## Aim of the task
Exact reproduction is required for all entries.

==================================================

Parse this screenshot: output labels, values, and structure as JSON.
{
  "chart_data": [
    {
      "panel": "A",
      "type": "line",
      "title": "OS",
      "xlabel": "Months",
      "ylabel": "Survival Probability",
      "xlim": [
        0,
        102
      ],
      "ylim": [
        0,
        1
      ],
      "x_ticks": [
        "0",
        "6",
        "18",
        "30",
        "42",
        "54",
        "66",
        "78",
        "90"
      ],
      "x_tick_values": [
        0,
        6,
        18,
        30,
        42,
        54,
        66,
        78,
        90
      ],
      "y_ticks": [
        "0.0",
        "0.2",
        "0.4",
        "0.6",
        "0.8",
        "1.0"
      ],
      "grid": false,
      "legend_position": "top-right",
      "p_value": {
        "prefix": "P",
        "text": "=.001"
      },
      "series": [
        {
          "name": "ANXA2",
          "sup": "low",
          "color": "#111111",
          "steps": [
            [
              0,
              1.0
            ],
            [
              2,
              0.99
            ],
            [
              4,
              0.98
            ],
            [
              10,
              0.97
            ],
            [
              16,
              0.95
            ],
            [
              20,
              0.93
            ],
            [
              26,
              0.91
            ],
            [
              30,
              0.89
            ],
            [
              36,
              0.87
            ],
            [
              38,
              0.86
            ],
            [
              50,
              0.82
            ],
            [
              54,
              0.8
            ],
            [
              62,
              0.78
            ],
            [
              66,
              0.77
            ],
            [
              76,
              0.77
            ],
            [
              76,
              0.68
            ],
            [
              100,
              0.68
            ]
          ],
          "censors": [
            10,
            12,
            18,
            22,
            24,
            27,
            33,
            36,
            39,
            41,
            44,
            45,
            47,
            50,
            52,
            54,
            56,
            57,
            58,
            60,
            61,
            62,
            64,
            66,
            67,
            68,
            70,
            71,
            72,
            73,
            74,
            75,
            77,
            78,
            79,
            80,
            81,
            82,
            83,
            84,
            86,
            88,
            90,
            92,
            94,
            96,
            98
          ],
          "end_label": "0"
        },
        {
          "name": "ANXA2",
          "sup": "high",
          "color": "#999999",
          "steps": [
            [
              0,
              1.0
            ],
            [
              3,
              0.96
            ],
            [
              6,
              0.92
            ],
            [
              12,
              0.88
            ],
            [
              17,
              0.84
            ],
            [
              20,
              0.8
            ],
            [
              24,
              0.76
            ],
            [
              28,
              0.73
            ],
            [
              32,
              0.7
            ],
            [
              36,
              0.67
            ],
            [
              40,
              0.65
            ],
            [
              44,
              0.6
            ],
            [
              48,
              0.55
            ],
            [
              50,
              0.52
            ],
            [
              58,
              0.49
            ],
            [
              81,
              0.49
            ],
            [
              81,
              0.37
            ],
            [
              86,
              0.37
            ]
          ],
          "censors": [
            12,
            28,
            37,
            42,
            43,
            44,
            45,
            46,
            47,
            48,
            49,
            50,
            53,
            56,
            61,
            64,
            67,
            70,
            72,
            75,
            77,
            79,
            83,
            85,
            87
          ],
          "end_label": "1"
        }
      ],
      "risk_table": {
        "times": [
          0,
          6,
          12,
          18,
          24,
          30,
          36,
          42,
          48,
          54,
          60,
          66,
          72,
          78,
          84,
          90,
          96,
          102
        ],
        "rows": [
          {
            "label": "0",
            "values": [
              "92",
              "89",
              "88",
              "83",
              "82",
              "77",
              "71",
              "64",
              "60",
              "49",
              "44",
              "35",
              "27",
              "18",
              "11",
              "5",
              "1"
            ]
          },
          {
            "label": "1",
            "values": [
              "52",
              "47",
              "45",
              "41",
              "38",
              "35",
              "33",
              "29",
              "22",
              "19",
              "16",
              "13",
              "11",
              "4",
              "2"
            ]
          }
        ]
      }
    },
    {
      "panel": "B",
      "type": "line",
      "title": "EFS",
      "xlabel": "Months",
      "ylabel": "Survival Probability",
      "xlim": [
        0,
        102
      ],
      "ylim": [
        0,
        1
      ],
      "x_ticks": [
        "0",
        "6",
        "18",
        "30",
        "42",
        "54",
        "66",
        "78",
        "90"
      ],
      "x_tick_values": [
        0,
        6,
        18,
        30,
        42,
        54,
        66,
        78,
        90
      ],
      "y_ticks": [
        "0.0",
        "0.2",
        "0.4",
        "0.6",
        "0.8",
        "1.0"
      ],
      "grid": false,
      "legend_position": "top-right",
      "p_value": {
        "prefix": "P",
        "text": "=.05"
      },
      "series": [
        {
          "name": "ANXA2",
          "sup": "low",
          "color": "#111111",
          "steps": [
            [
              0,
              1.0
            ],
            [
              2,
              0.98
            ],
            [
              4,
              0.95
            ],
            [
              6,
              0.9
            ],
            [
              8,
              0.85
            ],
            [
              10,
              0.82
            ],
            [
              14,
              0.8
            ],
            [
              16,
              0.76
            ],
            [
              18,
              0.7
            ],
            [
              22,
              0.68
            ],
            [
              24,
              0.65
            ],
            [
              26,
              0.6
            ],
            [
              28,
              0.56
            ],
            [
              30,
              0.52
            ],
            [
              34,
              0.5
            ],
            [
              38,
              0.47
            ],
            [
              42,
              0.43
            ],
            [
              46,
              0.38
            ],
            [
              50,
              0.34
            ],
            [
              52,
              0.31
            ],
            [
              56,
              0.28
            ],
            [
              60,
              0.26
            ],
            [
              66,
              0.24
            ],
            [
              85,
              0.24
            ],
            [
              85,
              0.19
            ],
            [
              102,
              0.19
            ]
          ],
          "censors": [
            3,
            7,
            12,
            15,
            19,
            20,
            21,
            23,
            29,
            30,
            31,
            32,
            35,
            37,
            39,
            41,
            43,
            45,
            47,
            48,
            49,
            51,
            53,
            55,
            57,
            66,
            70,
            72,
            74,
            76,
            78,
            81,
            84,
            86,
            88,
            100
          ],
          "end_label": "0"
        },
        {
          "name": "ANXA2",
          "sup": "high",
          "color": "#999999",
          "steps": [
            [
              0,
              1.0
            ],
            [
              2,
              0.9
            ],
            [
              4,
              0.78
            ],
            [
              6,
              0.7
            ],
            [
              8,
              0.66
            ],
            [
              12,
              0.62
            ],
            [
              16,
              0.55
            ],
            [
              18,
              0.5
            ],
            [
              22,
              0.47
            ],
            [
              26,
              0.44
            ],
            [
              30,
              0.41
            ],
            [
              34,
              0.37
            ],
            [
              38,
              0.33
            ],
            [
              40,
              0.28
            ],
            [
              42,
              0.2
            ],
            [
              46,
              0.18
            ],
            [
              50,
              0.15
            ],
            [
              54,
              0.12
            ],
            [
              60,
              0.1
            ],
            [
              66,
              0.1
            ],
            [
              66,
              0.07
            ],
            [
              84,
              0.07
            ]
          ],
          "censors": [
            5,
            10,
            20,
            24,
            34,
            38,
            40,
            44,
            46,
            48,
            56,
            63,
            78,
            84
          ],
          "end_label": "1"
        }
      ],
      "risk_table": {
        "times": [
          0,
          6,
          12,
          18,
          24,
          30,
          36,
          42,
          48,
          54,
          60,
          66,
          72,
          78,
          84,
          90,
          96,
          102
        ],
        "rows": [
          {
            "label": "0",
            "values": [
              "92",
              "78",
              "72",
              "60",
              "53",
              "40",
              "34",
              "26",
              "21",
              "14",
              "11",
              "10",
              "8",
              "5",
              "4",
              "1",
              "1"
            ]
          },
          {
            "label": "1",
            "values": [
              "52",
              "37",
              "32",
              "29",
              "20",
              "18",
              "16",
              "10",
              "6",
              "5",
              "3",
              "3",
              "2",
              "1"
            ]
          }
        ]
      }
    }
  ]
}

==================================================

## Task answer
Parse this screenshot: output labels, values, and structure as JSON.
{
  "chart_data": [
    {
      "panel": "A",
      "type": "line",
      "title": "OS",
      "xlabel": "Months",
      "ylabel": "Survival Probability",
      "xlim": [
        0,
        102
      ],
      "ylim": [
        0,
        1
      ],
      "x_ticks": [
        "0",
        "6",
        "18",
        "30",
        "42",
        "54",
        "66",
        "78",
        "90"
      ],
      "x_tick_values": [
        0,
        6,
        18,
        30,
        42,
        54,
        66,
        78,
        90
      ],
      "y_ticks": [
        "0.0",
        "0.2",
        "0.4",
        "0.6",
        "0.8",
        "1.0"
      ],
      "grid": false,
      "legend_position": "top-right",
      "p_value": {
        "prefix": "P",
        "text": "=.001"
      },
      "series": [
        {
          "name": "ANXA2",
          "sup": "low",
          "color": "#111111",
          "steps": [
            [
              0,
              1.0
            ],
            [
              2,
              0.99
            ],
            [
              4,
              0.98
            ],
            [
              10,
              0.97
            ],
            [
              16,
              0.95
            ],
            [
              20,
              0.93
            ],
            [
              26,
              0.91
            ],
            [
              30,
              0.89
            ],
            [
              36,
              0.87
            ],
            [
              38,
              0.86
            ],
            [
              50,
              0.82
            ],
            [
              54,
              0.8
            ],
            [
              62,
              0.78
            ],
            [
              66,
              0.77
            ],
            [
              76,
              0.77
            ],
            [
              76,
              0.68
            ],
            [
              100,
              0.68
            ]
          ],
          "censors": [
            10,
            12,
            18,
            22,
            24,
            27,
            33,
            36,
            39,
            41,
            44,
            45,
            47,
            50,
            52,
            54,
            56,
            57,
            58,
            60,
            61,
            62,
            64,
            66,
            67,
            68,
            70,
            71,
            72,
            73,
            74,
            75,
            77,
            78,
            79,
            80,
            81,
            82,
            83,
            84,
            86,
            88,
            90,
            92,
            94,
            96,
            98
          ],
          "end_label": "0"
        },
        {
          "name": "ANXA2",
          "sup": "high",
          "color": "#999999",
          "steps": [
            [
              0,
              1.0
            ],
            [
              3,
              0.96
            ],
            [
              6,
              0.92
            ],
            [
              12,
              0.88
            ],
            [
              17,
              0.84
            ],
            [
              20,
              0.8
            ],
            [
              24,
              0.76
            ],
            [
              28,
              0.73
            ],
            [
              32,
              0.7
            ],
            [
              36,
              0.67
            ],
            [
              40,
              0.65
            ],
            [
              44,
              0.6
            ],
            [
              48,
              0.55
            ],
            [
              50,
              0.52
            ],
            [
              58,
              0.49
            ],
            [
              81,
              0.49
            ],
            [
              81,
              0.37
            ],
            [
              86,
              0.37
            ]
          ],
          "censors": [
            12,
            28,
            37,
            42,
            43,
            44,
            45,
            46,
            47,
            48,
            49,
            50,
            53,
            56,
            61,
            64,
            67,
            70,
            72,
            75,
            77,
            79,
            83,
            85,
            87
          ],
          "end_label": "1"
        }
      ],
      "risk_table": {
        "times": [
          0,
          6,
          12,
          18,
          24,
          30,
          36,
          42,
          48,
          54,
          60,
          66,
          72,
          78,
          84,
          90,
          96,
          102
        ],
        "rows": [
          {
            "label": "0",
            "values": [
              "92",
              "89",
              "88",
              "83",
              "82",
              "77",
              "71",
              "64",
              "60",
              "49",
              "44",
              "35",
              "27",
              "18",
              "11",
              "5",
              "1"
            ]
          },
          {
            "label": "1",
            "values": [
              "52",
              "47",
              "45",
              "41",
              "38",
              "35",
              "33",
              "29",
              "22",
              "19",
              "16",
              "13",
              "11",
              "4",
              "2"
            ]
          }
        ]
      }
    },
    {
      "panel": "B",
      "type": "line",
      "title": "EFS",
      "xlabel": "Months",
      "ylabel": "Survival Probability",
      "xlim": [
        0,
        102
      ],
      "ylim": [
        0,
        1
      ],
      "x_ticks": [
        "0",
        "6",
        "18",
        "30",
        "42",
        "54",
        "66",
        "78",
        "90"
      ],
      "x_tick_values": [
        0,
        6,
        18,
        30,
        42,
        54,
        66,
        78,
        90
      ],
      "y_ticks": [
        "0.0",
        "0.2",
        "0.4",
        "0.6",
        "0.8",
        "1.0"
      ],
      "grid": false,
      "legend_position": "top-right",
      "p_value": {
        "prefix": "P",
        "text": "=.05"
      },
      "series": [
        {
          "name": "ANXA2",
          "sup": "low",
          "color": "#111111",
          "steps": [
            [
              0,
              1.0
            ],
            [
              2,
              0.98
            ],
            [
              4,
              0.95
            ],
            [
              6,
              0.9
            ],
            [
              8,
              0.85
            ],
            [
              10,
              0.82
            ],
            [
              14,
              0.8
            ],
            [
              16,
              0.76
            ],
            [
              18,
              0.7
            ],
            [
              22,
              0.68
            ],
            [
              24,
              0.65
            ],
            [
              26,
              0.6
            ],
            [
              28,
              0.56
            ],
            [
              30,
              0.52
            ],
            [
              34,
              0.5
            ],
            [
              38,
              0.47
            ],
            [
              42,
              0.43
            ],
            [
              46,
              0.38
            ],
            [
              50,
              0.34
            ],
            [
              52,
              0.31
            ],
            [
              56,
              0.28
            ],
            [
              60,
              0.26
            ],
            [
              66,
              0.24
            ],
            [
              85,
              0.24
            ],
            [
              85,
              0.19
            ],
            [
              102,
              0.19
            ]
          ],
          "censors": [
            3,
            7,
            12,
            15,
            19,
            20,
            21,
            23,
            29,
            30,
            31,
            32,
            35,
            37,
            39,
            41,
            43,
            45,
            47,
            48,
            49,
            51,
            53,
            55,
            57,
            66,
            70,
            72,
            74,
            76,
            78,
            81,
            84,
            86,
            88,
            100
          ],
          "end_label": "0"
        },
        {
          "name": "ANXA2",
          "sup": "high",
          "color": "#999999",
          "steps": [
            [
              0,
              1.0
            ],
            [
              2,
              0.9
            ],
            [
              4,
              0.78
            ],
            [
              6,
              0.7
            ],
            [
              8,
              0.66
            ],
            [
              12,
              0.62
            ],
            [
              16,
              0.55
            ],
            [
              18,
              0.5
            ],
            [
              22,
              0.47
            ],
            [
              26,
              0.44
            ],
            [
              30,
              0.41
            ],
            [
              34,
              0.37
            ],
            [
              38,
              0.33
            ],
            [
              40,
              0.28
            ],
            [
              42,
              0.2
            ],
            [
              46,
              0.18
            ],
            [
              50,
              0.15
            ],
            [
              54,
              0.12
            ],
            [
              60,
              0.1
            ],
            [
              66,
              0.1
            ],
            [
              66,
              0.07
            ],
            [
              84,
              0.07
            ]
          ],
          "censors": [
            5,
            10,
            20,
            24,
            34,
            38,
            40,
            44,
            46,
            48,
            56,
            63,
            78,
            84
          ],
          "end_label": "1"
        }
      ],
      "risk_table": {
        "times": [
          0,
          6,
          12,
          18,
          24,
          30,
          36,
          42,
          48,
          54,
          60,
          66,
          72,
          78,
          84,
          90,
          96,
          102
        ],
        "rows": [
          {
            "label": "0",
            "values": [
              "92",
              "78",
              "72",
              "60",
              "53",
              "40",
              "34",
              "26",
              "21",
              "14",
              "11",
              "10",
              "8",
              "5",
              "4",
              "1",
              "1"
            ]
          },
          {
            "label": "1",
            "values": [
              "52",
              "37",
              "32",
              "29",
              "20",
              "18",
              "16",
              "10",
              "6",
              "5",
              "3",
              "3",
              "2",
              "1"
            ]
          }
        ]
      }
    }
  ]
}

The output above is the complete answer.